## TEXT FOR ANALYSIS

━━━━━━━━━━━━━━━━━━━━

Watch this video from my Comforting Touch for Birth guidebook as an example of how to adapt your double hip squeeze so you’re straining your muscles less and leaning in more. Both you and your clients will appreciate the difference.
3. Recovery Practices
Taking time for recovery after a long birth, double-header or simply being up all night is crucial to keeping up with this work and life in general. Some approaches are as simple as a healthy meal, a bath or shower and a long, uninterrupted sleep. If you’re still on call, look into ways to program your phone to ring only for your “favorites”, and put those clients on that list. I also turn my text tones off and let my on-call clients know they must actually call me if they need me. This way I’m not woken up by unnecessary text message notifications.
The biggest thing here is to be kind with yourself and allow yourself the time it takes to recovery your energy and catch up. Some births will be more taxing than others. Many doulas feel the time they need to recover increases over time, so adjusting to what we need as we need it often takes self-compassion as we adapt our expectations. Just as you’d advise a client to be gentle with themselves postpartum and relax expectations, we could use the same advice in the days following a birth.

━━━━━━━━━━━━━━━━━━━━

Excerpts from a dataset

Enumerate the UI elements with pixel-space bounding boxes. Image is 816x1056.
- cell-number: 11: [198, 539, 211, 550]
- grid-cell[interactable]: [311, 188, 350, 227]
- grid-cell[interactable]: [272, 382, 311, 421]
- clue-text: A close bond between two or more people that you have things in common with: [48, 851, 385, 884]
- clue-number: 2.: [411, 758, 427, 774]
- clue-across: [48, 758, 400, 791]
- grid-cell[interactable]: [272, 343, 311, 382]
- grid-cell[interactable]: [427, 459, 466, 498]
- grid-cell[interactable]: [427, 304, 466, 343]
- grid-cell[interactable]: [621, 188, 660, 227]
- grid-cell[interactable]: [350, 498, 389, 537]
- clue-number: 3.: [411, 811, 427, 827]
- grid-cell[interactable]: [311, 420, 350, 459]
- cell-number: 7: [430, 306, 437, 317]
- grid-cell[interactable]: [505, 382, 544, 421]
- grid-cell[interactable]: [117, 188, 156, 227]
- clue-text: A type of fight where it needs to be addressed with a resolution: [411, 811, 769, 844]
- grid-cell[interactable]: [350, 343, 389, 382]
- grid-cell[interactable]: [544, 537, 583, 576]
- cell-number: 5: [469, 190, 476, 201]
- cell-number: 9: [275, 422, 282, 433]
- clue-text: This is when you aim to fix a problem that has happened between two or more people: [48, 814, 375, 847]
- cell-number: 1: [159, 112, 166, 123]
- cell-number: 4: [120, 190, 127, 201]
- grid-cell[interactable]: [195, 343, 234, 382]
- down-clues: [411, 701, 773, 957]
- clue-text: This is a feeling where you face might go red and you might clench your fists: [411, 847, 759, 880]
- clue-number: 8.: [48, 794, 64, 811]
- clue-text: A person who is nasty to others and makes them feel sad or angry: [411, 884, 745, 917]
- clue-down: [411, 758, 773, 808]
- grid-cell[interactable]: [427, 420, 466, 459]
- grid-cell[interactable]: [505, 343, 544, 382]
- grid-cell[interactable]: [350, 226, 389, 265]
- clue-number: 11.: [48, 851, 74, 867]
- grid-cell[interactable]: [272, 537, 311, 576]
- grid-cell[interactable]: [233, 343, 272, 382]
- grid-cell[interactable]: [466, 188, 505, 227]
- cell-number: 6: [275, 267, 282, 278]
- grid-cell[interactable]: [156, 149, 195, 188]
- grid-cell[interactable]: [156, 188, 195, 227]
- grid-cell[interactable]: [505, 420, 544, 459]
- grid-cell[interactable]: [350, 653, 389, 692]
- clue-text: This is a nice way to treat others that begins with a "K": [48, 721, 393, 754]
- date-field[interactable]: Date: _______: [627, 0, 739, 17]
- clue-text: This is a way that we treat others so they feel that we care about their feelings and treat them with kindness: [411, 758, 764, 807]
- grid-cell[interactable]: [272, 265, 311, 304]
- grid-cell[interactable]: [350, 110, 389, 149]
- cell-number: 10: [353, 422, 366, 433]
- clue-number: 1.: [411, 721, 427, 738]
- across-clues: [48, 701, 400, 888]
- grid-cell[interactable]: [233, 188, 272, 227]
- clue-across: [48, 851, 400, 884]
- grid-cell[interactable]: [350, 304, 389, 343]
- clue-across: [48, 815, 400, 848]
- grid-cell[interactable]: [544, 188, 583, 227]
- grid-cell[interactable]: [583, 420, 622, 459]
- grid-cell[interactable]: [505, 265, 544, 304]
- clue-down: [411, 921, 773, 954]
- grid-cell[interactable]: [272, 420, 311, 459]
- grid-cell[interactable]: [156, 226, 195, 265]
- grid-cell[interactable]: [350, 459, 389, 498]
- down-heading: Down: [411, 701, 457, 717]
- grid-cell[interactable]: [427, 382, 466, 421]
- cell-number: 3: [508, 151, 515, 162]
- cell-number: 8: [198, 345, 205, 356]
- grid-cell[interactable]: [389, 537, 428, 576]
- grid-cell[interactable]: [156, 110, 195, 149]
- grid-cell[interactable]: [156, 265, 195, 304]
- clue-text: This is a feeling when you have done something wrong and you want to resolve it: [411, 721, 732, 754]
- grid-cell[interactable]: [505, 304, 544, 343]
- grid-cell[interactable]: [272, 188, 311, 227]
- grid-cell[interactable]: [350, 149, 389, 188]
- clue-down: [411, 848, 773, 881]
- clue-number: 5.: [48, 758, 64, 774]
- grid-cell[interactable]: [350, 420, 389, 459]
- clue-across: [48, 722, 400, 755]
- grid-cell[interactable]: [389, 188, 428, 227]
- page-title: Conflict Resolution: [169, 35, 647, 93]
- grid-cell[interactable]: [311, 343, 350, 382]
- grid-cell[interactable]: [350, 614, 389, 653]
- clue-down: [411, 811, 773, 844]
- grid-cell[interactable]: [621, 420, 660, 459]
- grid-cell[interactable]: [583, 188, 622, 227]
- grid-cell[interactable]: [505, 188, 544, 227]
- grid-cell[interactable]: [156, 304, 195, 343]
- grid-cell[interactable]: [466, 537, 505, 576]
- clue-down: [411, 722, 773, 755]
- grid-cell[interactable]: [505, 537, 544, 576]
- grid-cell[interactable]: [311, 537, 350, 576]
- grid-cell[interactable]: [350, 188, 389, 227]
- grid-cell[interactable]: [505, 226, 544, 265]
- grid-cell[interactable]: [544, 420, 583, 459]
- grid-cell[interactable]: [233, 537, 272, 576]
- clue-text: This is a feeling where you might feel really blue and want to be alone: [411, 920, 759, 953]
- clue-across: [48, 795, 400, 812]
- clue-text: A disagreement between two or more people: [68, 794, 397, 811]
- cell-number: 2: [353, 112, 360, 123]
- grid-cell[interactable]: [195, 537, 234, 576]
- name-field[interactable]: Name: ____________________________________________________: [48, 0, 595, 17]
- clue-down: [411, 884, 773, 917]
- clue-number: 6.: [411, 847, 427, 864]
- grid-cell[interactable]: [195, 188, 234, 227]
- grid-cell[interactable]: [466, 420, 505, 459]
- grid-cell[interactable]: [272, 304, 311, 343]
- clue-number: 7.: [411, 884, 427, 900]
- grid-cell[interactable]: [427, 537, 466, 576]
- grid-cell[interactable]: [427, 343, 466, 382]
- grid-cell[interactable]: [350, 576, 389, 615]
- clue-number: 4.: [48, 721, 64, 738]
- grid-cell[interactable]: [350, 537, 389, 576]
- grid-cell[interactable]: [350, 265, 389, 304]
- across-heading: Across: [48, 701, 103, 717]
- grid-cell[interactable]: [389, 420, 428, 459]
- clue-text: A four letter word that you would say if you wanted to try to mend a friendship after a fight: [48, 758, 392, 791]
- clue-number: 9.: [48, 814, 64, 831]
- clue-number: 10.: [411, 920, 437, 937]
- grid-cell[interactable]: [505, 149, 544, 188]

━━━━━━━━━━━━━━━━━━━━

## WORK TO COMPLETE
A) Answer these questions using the doula self-care text:
(i) Which guidebook is the video from?
(ii) What does the writer do with text tones?
(iii) What do many doulas feel increases over time?
B) List every approach to recovery that the doula self-care text calls simple.
C) Return the part of the doula self-care text from "The biggest thing" up to and including "following a birth.".

## SOLUTIONS TO THE EXERCISE
A)
(i) Comforting Touch for Birth
(ii) The writer turns them off.
(iii) The time they need to recover

B)
- a healthy meal
- a bath or shower
- a long, uninterrupted sleep

C)
The biggest thing here is to be kind with yourself and allow yourself the time it takes to recovery your energy and catch up. Some births will be more taxing than others. Many doulas feel the time they need to recover increases over time, so adjusting to what we need as we need it often takes self-compassion as we adapt our expectations. Just as you’d advise a client to be gentle with themselves postpartum and relax expectations, we could use the same advice in the days following a birth.